Instructions for the task ->
Repeat everything in the material exactly.

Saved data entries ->
▽

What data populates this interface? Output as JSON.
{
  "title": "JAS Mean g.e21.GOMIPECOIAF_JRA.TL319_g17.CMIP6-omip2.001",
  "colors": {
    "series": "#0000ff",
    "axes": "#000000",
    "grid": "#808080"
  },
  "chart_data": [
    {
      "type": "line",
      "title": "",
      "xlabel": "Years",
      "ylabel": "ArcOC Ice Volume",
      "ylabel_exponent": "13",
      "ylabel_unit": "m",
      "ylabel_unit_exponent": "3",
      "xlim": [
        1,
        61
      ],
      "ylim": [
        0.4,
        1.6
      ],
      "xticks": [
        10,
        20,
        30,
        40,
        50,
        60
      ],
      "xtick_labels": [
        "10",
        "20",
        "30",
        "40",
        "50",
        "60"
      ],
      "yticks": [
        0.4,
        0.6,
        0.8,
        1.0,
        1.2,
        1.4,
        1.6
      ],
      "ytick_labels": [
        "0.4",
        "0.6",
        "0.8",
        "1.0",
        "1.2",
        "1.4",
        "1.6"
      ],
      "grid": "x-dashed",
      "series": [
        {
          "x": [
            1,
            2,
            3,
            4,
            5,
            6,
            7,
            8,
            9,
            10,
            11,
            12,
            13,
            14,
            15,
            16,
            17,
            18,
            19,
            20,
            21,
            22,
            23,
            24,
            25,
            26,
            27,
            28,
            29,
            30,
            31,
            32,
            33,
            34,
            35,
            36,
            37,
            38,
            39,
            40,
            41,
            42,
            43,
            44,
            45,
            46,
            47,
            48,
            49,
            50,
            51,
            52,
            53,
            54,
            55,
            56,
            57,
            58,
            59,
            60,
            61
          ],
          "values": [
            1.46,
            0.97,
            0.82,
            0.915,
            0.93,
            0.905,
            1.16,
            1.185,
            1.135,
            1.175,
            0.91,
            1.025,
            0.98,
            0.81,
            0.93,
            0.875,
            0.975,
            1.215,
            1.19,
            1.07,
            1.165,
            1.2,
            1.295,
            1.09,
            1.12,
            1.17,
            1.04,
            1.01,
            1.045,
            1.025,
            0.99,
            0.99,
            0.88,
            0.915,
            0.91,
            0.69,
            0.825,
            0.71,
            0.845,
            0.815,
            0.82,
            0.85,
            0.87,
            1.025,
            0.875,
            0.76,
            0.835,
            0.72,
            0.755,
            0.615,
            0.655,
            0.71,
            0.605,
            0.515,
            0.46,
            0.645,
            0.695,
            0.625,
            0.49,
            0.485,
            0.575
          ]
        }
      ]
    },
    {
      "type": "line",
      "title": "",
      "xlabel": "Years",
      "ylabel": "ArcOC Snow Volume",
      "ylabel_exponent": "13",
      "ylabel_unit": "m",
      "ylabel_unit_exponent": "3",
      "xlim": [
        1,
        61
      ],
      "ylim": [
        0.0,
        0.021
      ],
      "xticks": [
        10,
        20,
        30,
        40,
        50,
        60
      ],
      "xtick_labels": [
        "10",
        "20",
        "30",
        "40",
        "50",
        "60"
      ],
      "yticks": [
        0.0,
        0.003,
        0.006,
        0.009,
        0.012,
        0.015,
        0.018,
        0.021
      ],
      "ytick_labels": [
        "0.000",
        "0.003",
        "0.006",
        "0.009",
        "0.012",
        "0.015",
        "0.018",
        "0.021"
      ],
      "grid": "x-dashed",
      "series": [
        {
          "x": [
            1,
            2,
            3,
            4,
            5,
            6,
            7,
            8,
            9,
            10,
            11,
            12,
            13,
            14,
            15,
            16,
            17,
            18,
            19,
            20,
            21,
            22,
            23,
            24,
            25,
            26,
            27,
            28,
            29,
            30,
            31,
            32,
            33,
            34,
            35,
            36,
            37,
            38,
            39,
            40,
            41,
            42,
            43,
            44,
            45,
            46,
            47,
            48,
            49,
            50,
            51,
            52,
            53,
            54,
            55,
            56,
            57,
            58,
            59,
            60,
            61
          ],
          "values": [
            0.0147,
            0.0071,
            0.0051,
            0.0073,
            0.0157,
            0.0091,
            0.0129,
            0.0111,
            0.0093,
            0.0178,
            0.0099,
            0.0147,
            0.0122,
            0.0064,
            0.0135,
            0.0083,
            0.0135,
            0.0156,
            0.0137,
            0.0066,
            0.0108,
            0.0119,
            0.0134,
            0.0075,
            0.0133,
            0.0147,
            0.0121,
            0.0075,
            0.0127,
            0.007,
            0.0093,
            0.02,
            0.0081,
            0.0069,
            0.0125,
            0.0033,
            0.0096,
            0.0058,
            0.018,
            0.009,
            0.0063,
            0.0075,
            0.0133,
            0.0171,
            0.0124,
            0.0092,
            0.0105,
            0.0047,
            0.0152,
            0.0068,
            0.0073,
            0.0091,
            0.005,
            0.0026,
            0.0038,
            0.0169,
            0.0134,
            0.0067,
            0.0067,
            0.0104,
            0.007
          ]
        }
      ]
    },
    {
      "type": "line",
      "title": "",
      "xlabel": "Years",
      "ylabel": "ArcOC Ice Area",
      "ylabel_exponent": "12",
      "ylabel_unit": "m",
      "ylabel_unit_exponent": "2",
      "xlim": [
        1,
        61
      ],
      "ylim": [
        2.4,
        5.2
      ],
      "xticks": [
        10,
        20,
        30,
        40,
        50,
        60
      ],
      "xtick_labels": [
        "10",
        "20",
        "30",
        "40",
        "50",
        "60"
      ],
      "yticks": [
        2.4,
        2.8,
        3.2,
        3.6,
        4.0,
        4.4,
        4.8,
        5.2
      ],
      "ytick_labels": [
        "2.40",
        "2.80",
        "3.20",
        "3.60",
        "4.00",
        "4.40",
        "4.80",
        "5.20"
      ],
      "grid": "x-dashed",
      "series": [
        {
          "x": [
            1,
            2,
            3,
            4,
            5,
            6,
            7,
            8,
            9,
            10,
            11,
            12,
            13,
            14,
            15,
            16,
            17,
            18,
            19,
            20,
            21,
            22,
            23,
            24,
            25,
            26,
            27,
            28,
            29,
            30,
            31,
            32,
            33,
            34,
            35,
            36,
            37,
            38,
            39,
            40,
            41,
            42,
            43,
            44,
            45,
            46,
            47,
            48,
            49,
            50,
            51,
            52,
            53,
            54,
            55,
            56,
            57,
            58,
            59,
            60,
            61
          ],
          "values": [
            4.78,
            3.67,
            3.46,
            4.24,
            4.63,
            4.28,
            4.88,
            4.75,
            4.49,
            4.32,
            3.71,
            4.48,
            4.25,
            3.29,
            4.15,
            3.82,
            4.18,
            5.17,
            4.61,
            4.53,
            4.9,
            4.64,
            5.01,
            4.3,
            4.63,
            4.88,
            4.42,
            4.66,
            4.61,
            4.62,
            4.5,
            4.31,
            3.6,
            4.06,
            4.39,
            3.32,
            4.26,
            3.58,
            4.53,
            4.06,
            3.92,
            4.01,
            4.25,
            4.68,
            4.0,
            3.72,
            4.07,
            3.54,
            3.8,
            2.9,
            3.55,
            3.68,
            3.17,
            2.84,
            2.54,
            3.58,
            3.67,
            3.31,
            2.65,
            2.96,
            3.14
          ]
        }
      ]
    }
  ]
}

△

Solution to the problem ->
What data populates this interface? Output as JSON.
{
  "title": "JAS Mean g.e21.GOMIPECOIAF_JRA.TL319_g17.CMIP6-omip2.001",
  "colors": {
    "series": "#0000ff",
    "axes": "#000000",
    "grid": "#808080"
  },
  "chart_data": [
    {
      "type": "line",
      "title": "",
      "xlabel": "Years",
      "ylabel": "ArcOC Ice Volume",
      "ylabel_exponent": "13",
      "ylabel_unit": "m",
      "ylabel_unit_exponent": "3",
      "xlim": [
        1,
        61
      ],
      "ylim": [
        0.4,
        1.6
      ],
      "xticks": [
        10,
        20,
        30,
        40,
        50,
        60
      ],
      "xtick_labels": [
        "10",
        "20",
        "30",
        "40",
        "50",
        "60"
      ],
      "yticks": [
        0.4,
        0.6,
        0.8,
        1.0,
        1.2,
        1.4,
        1.6
      ],
      "ytick_labels": [
        "0.4",
        "0.6",
        "0.8",
        "1.0",
        "1.2",
        "1.4",
        "1.6"
      ],
      "grid": "x-dashed",
      "series": [
        {
          "x": [
            1,
            2,
            3,
            4,
            5,
            6,
            7,
            8,
            9,
            10,
            11,
            12,
            13,
            14,
            15,
            16,
            17,
            18,
            19,
            20,
            21,
            22,
            23,
            24,
            25,
            26,
            27,
            28,
            29,
            30,
            31,
            32,
            33,
            34,
            35,
            36,
            37,
            38,
            39,
            40,
            41,
            42,
            43,
            44,
            45,
            46,
            47,
            48,
            49,
            50,
            51,
            52,
            53,
            54,
            55,
            56,
            57,
            58,
            59,
            60,
            61
          ],
          "values": [
            1.46,
            0.97,
            0.82,
            0.915,
            0.93,
            0.905,
            1.16,
            1.185,
            1.135,
            1.175,
            0.91,
            1.025,
            0.98,
            0.81,
            0.93,
            0.875,
            0.975,
            1.215,
            1.19,
            1.07,
            1.165,
            1.2,
            1.295,
            1.09,
            1.12,
            1.17,
            1.04,
            1.01,
            1.045,
            1.025,
            0.99,
            0.99,
            0.88,
            0.915,
            0.91,
            0.69,
            0.825,
            0.71,
            0.845,
            0.815,
            0.82,
            0.85,
            0.87,
            1.025,
            0.875,
            0.76,
            0.835,
            0.72,
            0.755,
            0.615,
            0.655,
            0.71,
            0.605,
            0.515,
            0.46,
            0.645,
            0.695,
            0.625,
            0.49,
            0.485,
            0.575
          ]
        }
      ]
    },
    {
      "type": "line",
      "title": "",
      "xlabel": "Years",
      "ylabel": "ArcOC Snow Volume",
      "ylabel_exponent": "13",
      "ylabel_unit": "m",
      "ylabel_unit_exponent": "3",
      "xlim": [
        1,
        61
      ],
      "ylim": [
        0.0,
        0.021
      ],
      "xticks": [
        10,
        20,
        30,
        40,
        50,
        60
      ],
      "xtick_labels": [
        "10",
        "20",
        "30",
        "40",
        "50",
        "60"
      ],
      "yticks": [
        0.0,
        0.003,
        0.006,
        0.009,
        0.012,
        0.015,
        0.018,
        0.021
      ],
      "ytick_labels": [
        "0.000",
        "0.003",
        "0.006",
        "0.009",
        "0.012",
        "0.015",
        "0.018",
        "0.021"
      ],
      "grid": "x-dashed",
      "series": [
        {
          "x": [
            1,
            2,
            3,
            4,
            5,
            6,
            7,
            8,
            9,
            10,
            11,
            12,
            13,
            14,
            15,
            16,
            17,
            18,
            19,
            20,
            21,
            22,
            23,
            24,
            25,
            26,
            27,
            28,
            29,
            30,
            31,
            32,
            33,
            34,
            35,
            36,
            37,
            38,
            39,
            40,
            41,
            42,
            43,
            44,
            45,
            46,
            47,
            48,
            49,
            50,
            51,
            52,
            53,
            54,
            55,
            56,
            57,
            58,
            59,
            60,
            61
          ],
          "values": [
            0.0147,
            0.0071,
            0.0051,
            0.0073,
            0.0157,
            0.0091,
            0.0129,
            0.0111,
            0.0093,
            0.0178,
            0.0099,
            0.0147,
            0.0122,
            0.0064,
            0.0135,
            0.0083,
            0.0135,
            0.0156,
            0.0137,
            0.0066,
            0.0108,
            0.0119,
            0.0134,
            0.0075,
            0.0133,
            0.0147,
            0.0121,
            0.0075,
            0.0127,
            0.007,
            0.0093,
            0.02,
            0.0081,
            0.0069,
            0.0125,
            0.0033,
            0.0096,
            0.0058,
            0.018,
            0.009,
            0.0063,
            0.0075,
            0.0133,
            0.0171,
            0.0124,
            0.0092,
            0.0105,
            0.0047,
            0.0152,
            0.0068,
            0.0073,
            0.0091,
            0.005,
            0.0026,
            0.0038,
            0.0169,
            0.0134,
            0.0067,
            0.0067,
            0.0104,
            0.007
          ]
        }
      ]
    },
    {
      "type": "line",
      "title": "",
      "xlabel": "Years",
      "ylabel": "ArcOC Ice Area",
      "ylabel_exponent": "12",
      "ylabel_unit": "m",
      "ylabel_unit_exponent": "2",
      "xlim": [
        1,
        61
      ],
      "ylim": [
        2.4,
        5.2
      ],
      "xticks": [
        10,
        20,
        30,
        40,
        50,
        60
      ],
      "xtick_labels": [
        "10",
        "20",
        "30",
        "40",
        "50",
        "60"
      ],
      "yticks": [
        2.4,
        2.8,
        3.2,
        3.6,
        4.0,
        4.4,
        4.8,
        5.2
      ],
      "ytick_labels": [
        "2.40",
        "2.80",
        "3.20",
        "3.60",
        "4.00",
        "4.40",
        "4.80",
        "5.20"
      ],
      "grid": "x-dashed",
      "series": [
        {
          "x": [
            1,
            2,
            3,
            4,
            5,
            6,
            7,
            8,
            9,
            10,
            11,
            12,
            13,
            14,
            15,
            16,
            17,
            18,
            19,
            20,
            21,
            22,
            23,
            24,
            25,
            26,
            27,
            28,
            29,
            30,
            31,
            32,
            33,
            34,
            35,
            36,
            37,
            38,
            39,
            40,
            41,
            42,
            43,
            44,
            45,
            46,
            47,
            48,
            49,
            50,
            51,
            52,
            53,
            54,
            55,
            56,
            57,
            58,
            59,
            60,
            61
          ],
          "values": [
            4.78,
            3.67,
            3.46,
            4.24,
            4.63,
            4.28,
            4.88,
            4.75,
            4.49,
            4.32,
            3.71,
            4.48,
            4.25,
            3.29,
            4.15,
            3.82,
            4.18,
            5.17,
            4.61,
            4.53,
            4.9,
            4.64,
            5.01,
            4.3,
            4.63,
            4.88,
            4.42,
            4.66,
            4.61,
            4.62,
            4.5,
            4.31,
            3.6,
            4.06,
            4.39,
            3.32,
            4.26,
            3.58,
            4.53,
            4.06,
            3.92,
            4.01,
            4.25,
            4.68,
            4.0,
            3.72,
            4.07,
            3.54,
            3.8,
            2.9,
            3.55,
            3.68,
            3.17,
            2.84,
            2.54,
            3.58,
            3.67,
            3.31,
            2.65,
            2.96,
            3.14
          ]
        }
      ]
    }
  ]
}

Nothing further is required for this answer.